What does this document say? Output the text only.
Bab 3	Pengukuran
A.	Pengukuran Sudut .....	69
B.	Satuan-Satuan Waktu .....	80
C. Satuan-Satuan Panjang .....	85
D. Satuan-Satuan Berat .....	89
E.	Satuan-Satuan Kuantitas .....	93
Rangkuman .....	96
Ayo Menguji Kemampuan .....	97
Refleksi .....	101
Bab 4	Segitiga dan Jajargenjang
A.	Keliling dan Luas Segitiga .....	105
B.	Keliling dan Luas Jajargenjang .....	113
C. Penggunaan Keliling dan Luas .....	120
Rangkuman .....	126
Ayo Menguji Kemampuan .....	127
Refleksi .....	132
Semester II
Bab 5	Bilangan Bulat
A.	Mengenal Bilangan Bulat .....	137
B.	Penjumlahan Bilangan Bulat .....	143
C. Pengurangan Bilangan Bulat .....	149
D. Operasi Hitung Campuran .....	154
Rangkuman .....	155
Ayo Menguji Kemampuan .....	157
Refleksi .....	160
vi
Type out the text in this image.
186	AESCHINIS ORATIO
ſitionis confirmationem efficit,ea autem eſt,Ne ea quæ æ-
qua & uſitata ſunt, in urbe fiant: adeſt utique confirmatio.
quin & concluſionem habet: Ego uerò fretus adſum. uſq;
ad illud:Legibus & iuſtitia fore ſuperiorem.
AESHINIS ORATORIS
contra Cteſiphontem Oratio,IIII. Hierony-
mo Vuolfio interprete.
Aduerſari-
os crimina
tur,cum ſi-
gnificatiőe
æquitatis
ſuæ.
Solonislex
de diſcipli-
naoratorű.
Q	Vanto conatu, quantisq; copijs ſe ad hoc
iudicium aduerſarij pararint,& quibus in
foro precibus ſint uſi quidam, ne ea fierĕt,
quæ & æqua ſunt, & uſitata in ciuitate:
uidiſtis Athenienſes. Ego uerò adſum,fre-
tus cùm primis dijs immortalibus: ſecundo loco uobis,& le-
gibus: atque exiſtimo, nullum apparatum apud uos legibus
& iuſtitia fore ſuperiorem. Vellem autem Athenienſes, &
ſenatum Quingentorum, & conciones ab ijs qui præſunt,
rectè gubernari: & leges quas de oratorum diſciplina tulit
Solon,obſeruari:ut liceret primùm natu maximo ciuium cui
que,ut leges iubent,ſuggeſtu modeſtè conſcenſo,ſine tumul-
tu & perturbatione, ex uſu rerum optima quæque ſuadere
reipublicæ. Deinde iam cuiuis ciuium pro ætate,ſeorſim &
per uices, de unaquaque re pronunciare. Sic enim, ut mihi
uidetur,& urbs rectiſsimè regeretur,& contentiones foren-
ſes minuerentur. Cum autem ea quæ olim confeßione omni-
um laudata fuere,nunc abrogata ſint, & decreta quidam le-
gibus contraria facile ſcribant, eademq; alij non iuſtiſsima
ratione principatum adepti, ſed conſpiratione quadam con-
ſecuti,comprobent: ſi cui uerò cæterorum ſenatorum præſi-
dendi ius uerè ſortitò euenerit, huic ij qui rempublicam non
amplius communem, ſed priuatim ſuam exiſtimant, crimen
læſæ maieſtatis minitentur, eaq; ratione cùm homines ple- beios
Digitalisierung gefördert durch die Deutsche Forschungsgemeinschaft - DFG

○ ○ ○ ○ ○ ○ ○

### Problem description:
Your answer should be one number: how many lines in the material above contain the string "Kemampuan".

### Result:
3